(Figure record extracts)
* * * * *
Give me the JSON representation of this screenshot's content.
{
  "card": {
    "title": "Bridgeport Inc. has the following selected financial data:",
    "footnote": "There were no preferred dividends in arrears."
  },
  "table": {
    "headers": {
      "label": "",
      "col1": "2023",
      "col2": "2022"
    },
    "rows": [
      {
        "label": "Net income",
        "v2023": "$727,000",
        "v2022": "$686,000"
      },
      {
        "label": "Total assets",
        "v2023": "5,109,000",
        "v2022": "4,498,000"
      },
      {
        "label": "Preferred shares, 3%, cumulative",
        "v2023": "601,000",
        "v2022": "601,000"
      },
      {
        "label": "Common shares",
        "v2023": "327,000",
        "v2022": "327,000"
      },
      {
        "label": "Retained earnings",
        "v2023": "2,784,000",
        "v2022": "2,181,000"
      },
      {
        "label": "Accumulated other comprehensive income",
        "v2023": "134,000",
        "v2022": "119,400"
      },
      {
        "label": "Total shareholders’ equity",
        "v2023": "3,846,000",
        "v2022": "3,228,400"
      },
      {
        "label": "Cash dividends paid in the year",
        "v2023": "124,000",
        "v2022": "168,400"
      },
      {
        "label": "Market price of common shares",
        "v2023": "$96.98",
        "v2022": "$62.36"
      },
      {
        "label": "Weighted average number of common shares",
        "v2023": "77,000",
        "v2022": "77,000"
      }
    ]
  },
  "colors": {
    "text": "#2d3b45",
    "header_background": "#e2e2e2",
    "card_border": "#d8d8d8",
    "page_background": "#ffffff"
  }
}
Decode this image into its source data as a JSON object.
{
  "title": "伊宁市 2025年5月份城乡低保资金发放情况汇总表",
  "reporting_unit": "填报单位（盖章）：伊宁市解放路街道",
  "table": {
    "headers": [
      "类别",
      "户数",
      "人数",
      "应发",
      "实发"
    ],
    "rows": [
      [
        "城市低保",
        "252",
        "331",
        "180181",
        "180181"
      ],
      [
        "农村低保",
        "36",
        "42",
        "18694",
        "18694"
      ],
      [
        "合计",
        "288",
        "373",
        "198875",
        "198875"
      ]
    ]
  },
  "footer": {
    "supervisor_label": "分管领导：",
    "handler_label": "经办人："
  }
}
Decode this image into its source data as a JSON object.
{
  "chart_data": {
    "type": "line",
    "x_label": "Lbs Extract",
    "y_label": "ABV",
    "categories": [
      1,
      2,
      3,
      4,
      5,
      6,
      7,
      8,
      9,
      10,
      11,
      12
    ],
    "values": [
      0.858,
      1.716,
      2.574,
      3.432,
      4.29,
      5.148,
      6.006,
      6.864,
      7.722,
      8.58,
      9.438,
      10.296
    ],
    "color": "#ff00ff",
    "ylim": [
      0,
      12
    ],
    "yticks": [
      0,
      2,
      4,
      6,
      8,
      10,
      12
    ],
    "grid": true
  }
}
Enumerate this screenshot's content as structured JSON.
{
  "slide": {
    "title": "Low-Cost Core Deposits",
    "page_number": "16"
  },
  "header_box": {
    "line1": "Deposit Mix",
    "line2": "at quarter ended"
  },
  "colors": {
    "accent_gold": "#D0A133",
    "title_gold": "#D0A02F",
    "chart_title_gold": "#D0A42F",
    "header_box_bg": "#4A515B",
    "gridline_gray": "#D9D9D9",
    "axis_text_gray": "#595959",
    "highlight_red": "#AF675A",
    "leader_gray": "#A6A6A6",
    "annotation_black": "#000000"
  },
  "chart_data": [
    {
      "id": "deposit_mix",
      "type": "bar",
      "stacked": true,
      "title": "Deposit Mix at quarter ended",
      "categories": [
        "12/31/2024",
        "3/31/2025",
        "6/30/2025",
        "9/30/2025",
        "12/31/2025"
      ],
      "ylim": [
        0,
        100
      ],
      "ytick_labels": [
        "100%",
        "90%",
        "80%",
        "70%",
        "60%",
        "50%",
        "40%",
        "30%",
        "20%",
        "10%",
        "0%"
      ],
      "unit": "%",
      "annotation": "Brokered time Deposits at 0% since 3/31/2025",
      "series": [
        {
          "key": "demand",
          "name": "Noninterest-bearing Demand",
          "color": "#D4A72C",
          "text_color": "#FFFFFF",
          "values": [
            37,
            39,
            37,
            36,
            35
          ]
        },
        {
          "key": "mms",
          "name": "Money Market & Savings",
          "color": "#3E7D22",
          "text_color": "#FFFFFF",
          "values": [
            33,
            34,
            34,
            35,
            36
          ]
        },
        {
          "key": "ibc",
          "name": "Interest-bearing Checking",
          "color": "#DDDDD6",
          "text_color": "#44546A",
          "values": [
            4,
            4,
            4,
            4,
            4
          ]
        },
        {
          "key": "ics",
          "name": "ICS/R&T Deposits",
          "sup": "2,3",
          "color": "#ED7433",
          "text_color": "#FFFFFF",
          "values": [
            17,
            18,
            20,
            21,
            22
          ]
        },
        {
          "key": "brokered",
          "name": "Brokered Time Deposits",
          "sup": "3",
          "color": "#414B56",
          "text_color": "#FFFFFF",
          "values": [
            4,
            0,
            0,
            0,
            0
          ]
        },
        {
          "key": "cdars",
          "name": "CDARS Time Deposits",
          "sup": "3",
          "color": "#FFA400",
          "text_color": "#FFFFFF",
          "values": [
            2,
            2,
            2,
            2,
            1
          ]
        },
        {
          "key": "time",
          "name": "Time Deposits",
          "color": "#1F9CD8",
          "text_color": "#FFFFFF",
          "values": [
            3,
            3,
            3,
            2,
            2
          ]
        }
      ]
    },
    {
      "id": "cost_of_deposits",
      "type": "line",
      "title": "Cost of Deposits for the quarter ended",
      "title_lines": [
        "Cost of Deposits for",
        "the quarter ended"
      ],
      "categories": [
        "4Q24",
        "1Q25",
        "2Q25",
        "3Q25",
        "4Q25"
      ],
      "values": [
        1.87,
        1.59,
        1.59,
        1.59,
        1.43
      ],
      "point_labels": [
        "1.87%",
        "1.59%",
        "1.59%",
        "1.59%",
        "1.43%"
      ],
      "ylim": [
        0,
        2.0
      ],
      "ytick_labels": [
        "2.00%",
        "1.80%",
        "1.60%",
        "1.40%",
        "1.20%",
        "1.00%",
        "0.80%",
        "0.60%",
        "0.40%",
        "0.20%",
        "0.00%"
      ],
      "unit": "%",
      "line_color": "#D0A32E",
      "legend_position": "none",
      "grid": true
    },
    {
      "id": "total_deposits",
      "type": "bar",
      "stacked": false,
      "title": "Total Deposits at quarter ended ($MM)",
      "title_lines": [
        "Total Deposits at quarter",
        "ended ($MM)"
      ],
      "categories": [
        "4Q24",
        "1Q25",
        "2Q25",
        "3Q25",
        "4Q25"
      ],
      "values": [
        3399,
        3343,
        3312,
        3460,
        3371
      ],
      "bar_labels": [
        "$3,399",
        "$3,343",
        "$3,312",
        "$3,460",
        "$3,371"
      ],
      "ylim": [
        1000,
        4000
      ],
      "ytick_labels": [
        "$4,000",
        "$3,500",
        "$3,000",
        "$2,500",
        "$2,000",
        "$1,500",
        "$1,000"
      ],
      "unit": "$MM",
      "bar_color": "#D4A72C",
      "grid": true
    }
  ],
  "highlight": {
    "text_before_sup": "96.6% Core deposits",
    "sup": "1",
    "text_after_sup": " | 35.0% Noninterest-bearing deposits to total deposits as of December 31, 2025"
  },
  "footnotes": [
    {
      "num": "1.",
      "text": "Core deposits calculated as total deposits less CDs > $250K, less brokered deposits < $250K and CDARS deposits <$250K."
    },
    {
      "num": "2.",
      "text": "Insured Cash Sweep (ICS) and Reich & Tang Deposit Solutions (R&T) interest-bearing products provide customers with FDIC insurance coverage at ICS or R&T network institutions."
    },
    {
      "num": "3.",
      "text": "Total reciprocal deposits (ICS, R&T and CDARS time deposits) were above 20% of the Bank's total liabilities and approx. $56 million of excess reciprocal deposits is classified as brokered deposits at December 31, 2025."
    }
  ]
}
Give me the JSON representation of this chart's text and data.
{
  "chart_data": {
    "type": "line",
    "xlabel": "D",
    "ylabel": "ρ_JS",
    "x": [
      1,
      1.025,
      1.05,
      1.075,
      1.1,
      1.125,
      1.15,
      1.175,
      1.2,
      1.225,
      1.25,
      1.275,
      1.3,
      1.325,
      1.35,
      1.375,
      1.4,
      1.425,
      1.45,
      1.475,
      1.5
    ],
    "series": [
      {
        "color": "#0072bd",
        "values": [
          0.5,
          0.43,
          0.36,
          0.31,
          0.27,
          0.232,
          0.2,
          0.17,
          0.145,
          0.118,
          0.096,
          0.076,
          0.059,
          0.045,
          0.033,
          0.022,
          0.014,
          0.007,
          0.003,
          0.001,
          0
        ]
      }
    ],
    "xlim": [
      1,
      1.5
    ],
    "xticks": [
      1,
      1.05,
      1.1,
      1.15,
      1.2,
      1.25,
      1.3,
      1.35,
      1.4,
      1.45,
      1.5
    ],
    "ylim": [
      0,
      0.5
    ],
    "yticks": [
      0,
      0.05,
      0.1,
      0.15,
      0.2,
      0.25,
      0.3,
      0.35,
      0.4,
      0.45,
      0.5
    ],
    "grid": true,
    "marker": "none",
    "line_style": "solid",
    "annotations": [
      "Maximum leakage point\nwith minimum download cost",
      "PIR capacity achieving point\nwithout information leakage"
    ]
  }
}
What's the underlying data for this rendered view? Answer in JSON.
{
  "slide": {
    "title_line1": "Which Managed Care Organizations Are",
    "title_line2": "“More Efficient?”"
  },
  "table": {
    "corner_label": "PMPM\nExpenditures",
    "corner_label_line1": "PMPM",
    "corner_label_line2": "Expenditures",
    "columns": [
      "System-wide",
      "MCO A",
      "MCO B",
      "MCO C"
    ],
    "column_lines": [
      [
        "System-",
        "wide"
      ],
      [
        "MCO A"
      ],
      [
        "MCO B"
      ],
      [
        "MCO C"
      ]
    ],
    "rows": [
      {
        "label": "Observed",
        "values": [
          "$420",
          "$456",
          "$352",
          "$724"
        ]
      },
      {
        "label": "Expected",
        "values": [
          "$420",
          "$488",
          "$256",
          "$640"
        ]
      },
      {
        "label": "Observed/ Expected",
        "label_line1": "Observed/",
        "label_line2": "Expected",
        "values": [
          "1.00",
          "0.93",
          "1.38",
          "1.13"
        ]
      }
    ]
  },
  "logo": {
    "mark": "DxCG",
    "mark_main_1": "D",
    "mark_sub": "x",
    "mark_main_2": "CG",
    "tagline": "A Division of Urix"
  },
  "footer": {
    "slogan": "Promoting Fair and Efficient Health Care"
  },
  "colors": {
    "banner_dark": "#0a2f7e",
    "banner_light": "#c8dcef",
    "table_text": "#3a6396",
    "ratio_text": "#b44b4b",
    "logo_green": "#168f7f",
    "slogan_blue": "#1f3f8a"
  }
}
* * * * *
List every line above that contains the word "Cash".

(EXPECTED OUTPUT):
        "label": "Cash dividends paid in the year",
      "text": "Insured Cash Sweep (ICS) and Reich & Tang Deposit Solutions (R&T) interest-bearing products provide customers with FDIC insurance coverage at ICS or R&T network institutions."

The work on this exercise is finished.